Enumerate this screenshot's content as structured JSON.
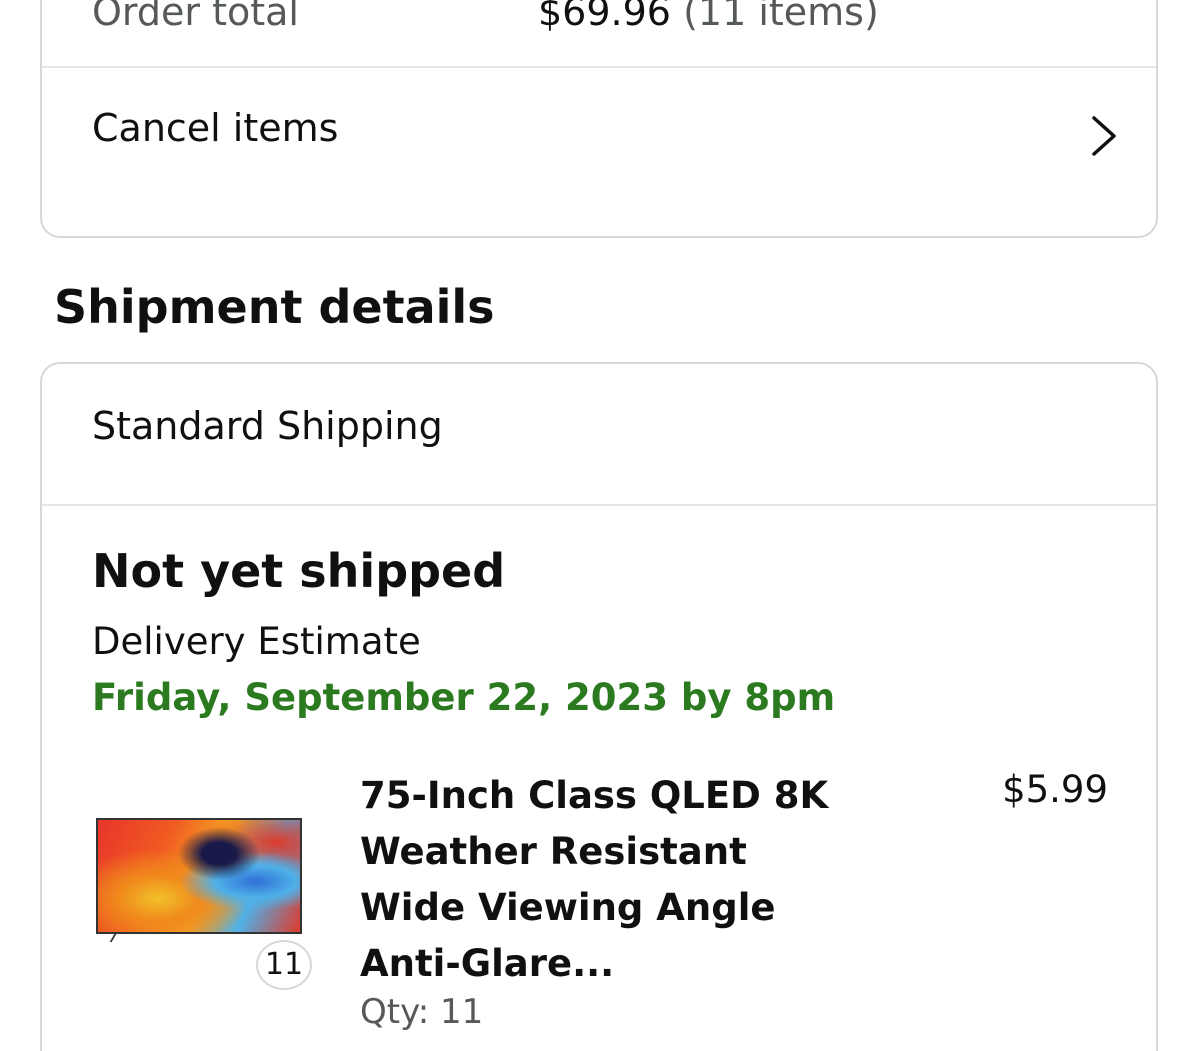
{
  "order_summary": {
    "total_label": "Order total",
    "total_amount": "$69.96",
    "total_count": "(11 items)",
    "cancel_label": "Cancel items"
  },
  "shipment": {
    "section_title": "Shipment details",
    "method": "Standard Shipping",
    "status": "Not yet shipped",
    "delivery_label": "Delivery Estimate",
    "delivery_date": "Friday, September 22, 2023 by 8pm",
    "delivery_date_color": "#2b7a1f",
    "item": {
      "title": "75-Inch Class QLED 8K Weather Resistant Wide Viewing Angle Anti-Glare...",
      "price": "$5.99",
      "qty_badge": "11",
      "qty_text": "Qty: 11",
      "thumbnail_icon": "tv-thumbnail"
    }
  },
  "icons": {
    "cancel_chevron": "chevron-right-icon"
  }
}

--

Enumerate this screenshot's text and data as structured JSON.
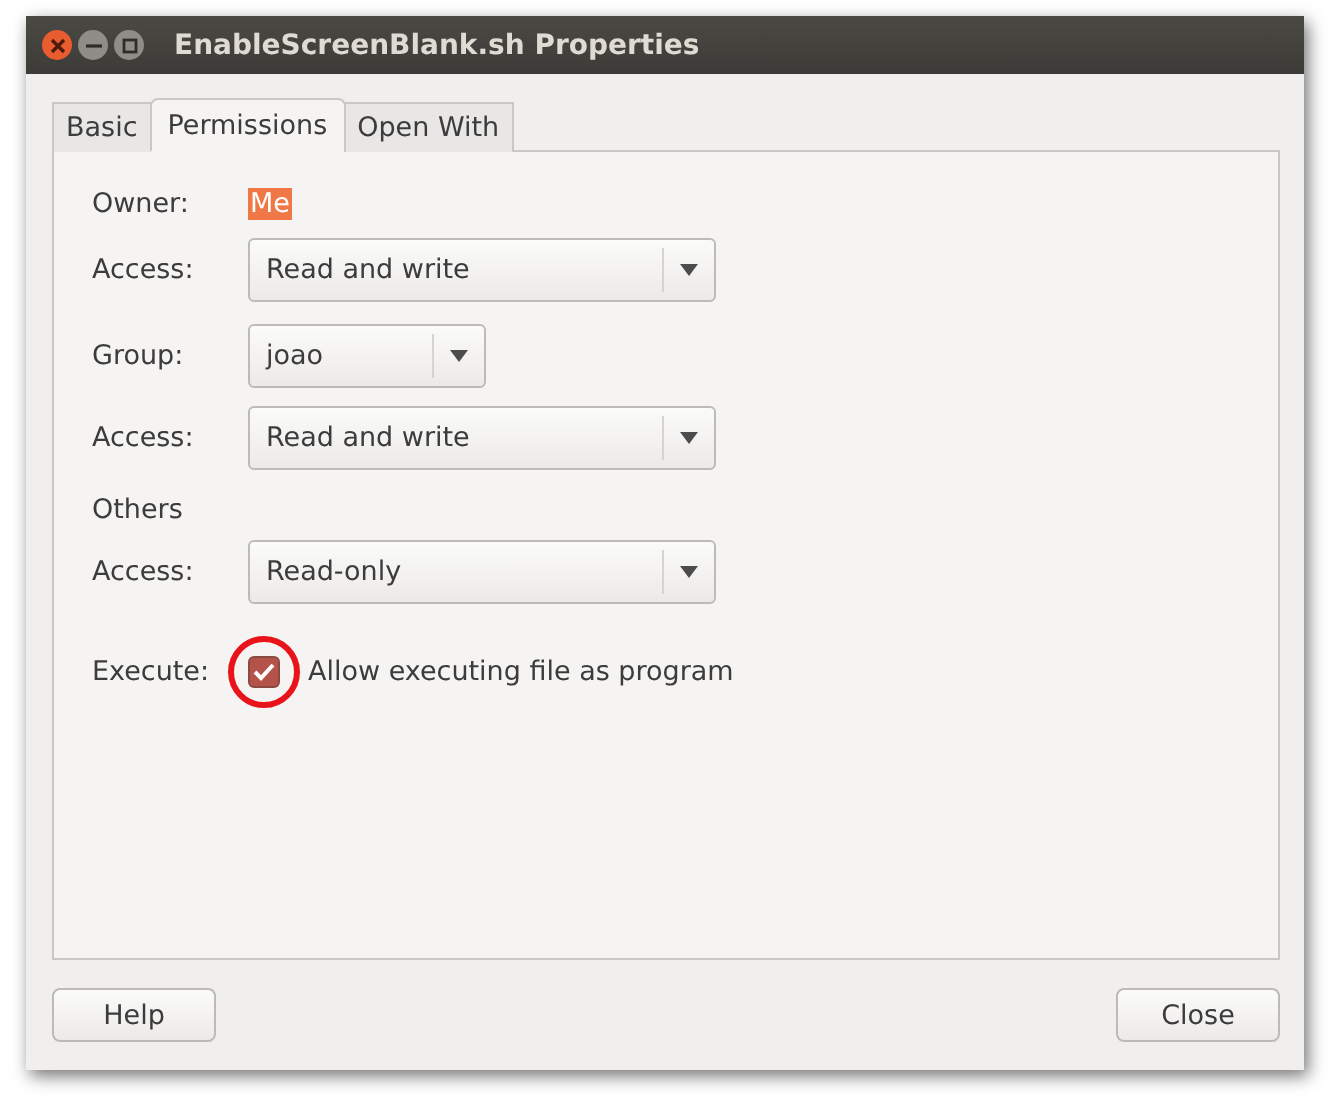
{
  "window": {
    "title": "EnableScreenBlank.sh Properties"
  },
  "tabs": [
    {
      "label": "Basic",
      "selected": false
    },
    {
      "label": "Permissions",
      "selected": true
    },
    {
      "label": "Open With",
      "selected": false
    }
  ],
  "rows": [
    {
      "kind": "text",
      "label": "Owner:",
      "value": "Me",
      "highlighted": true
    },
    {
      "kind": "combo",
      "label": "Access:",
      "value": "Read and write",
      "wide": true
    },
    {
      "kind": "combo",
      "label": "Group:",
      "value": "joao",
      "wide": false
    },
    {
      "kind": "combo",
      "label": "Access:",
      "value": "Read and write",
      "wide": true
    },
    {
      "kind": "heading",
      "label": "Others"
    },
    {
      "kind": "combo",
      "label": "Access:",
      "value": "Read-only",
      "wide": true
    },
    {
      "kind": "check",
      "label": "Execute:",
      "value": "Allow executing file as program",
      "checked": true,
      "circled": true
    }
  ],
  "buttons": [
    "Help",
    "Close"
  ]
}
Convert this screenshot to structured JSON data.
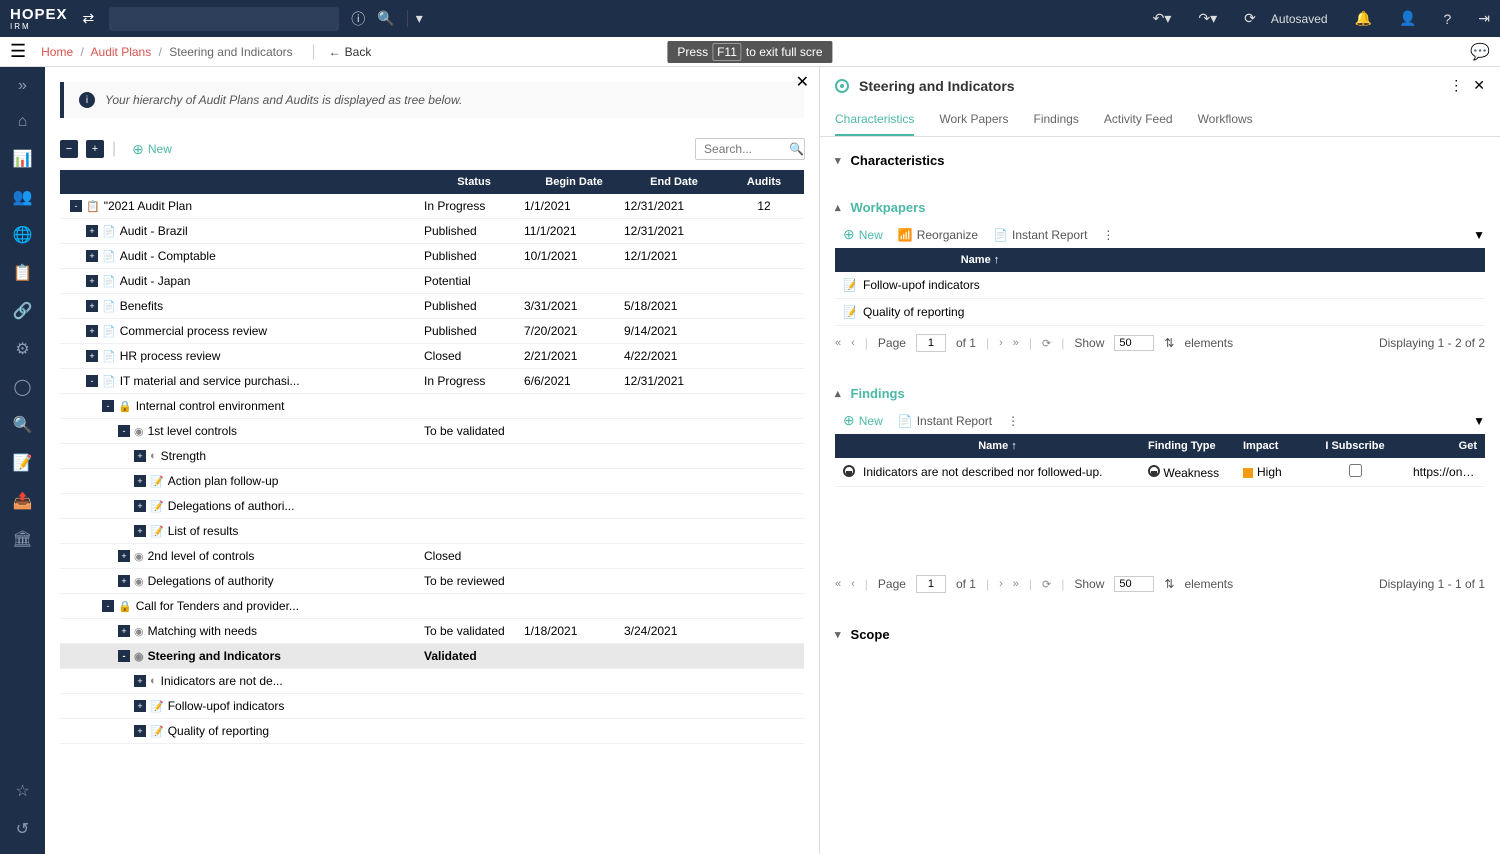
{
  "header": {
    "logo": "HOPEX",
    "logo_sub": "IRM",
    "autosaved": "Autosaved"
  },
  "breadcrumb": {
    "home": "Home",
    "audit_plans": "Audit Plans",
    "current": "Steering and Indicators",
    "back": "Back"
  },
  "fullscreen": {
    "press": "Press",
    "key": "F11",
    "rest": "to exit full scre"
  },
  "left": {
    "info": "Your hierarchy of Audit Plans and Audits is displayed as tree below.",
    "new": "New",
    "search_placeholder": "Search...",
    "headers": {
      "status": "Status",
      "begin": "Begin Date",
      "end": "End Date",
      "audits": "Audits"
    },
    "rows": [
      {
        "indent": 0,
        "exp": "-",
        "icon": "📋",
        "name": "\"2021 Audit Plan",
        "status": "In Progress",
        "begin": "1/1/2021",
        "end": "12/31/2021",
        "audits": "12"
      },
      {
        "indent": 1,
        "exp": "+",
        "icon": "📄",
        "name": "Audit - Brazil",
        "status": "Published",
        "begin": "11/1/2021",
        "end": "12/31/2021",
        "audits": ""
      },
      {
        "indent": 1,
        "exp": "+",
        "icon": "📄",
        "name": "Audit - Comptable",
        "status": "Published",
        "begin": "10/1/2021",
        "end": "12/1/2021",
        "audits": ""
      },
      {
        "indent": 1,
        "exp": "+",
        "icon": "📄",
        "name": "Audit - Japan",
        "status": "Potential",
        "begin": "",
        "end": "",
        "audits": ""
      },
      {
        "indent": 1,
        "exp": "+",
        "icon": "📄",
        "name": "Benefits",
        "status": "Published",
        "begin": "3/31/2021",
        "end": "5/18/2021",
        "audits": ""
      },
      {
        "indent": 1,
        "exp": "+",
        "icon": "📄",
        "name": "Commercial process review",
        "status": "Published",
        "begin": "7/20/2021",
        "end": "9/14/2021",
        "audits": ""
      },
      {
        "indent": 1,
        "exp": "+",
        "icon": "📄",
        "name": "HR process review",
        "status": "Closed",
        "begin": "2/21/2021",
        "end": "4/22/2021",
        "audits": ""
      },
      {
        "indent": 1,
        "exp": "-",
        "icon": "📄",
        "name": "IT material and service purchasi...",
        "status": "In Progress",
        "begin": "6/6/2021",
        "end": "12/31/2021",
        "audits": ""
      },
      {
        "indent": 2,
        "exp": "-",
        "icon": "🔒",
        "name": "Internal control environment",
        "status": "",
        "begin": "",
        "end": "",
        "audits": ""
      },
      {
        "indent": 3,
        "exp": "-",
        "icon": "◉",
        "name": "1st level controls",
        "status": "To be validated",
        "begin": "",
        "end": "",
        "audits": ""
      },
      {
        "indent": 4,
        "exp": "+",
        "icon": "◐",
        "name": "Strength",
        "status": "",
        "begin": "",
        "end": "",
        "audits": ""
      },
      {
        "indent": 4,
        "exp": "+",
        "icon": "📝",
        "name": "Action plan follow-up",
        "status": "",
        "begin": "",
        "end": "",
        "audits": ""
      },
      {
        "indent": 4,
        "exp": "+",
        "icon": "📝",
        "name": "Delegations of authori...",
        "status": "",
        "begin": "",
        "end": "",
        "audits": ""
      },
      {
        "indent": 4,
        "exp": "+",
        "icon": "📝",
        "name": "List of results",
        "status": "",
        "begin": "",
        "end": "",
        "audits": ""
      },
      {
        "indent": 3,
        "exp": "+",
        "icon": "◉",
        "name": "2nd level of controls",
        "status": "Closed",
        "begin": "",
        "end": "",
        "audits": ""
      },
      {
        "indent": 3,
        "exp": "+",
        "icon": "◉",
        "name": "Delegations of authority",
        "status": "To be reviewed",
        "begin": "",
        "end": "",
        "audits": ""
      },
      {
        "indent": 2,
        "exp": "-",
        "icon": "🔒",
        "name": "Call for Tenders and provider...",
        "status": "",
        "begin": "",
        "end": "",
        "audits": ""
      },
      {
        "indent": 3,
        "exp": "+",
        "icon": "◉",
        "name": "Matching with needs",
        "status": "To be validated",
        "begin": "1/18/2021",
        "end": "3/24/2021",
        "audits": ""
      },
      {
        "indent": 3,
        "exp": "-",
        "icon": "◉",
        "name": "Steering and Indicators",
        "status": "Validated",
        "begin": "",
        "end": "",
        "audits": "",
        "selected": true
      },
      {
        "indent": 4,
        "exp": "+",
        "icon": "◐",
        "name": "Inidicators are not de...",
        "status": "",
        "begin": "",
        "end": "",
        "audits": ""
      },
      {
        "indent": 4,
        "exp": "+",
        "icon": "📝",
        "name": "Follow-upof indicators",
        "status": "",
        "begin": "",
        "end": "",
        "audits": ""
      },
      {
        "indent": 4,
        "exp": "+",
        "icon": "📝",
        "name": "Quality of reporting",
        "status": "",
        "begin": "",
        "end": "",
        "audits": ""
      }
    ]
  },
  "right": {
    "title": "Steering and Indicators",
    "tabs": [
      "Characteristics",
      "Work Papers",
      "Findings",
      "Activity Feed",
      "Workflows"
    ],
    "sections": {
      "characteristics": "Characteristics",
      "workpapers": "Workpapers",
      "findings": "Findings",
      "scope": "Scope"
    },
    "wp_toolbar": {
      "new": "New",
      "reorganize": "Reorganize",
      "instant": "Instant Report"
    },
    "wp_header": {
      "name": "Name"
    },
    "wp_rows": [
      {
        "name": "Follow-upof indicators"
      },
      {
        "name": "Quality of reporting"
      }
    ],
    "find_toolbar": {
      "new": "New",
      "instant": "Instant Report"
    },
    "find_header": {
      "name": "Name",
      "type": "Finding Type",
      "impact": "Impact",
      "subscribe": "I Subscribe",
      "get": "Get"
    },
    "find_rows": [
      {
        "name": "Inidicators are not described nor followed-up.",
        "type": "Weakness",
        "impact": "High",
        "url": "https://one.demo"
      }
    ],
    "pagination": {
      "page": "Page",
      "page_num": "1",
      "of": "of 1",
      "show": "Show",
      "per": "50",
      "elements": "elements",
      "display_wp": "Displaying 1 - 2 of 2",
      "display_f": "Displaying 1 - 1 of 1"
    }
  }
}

-- Task directions --
In the records above, how many lines include "process"? Give that number and nothing more.

-- Written answer --
2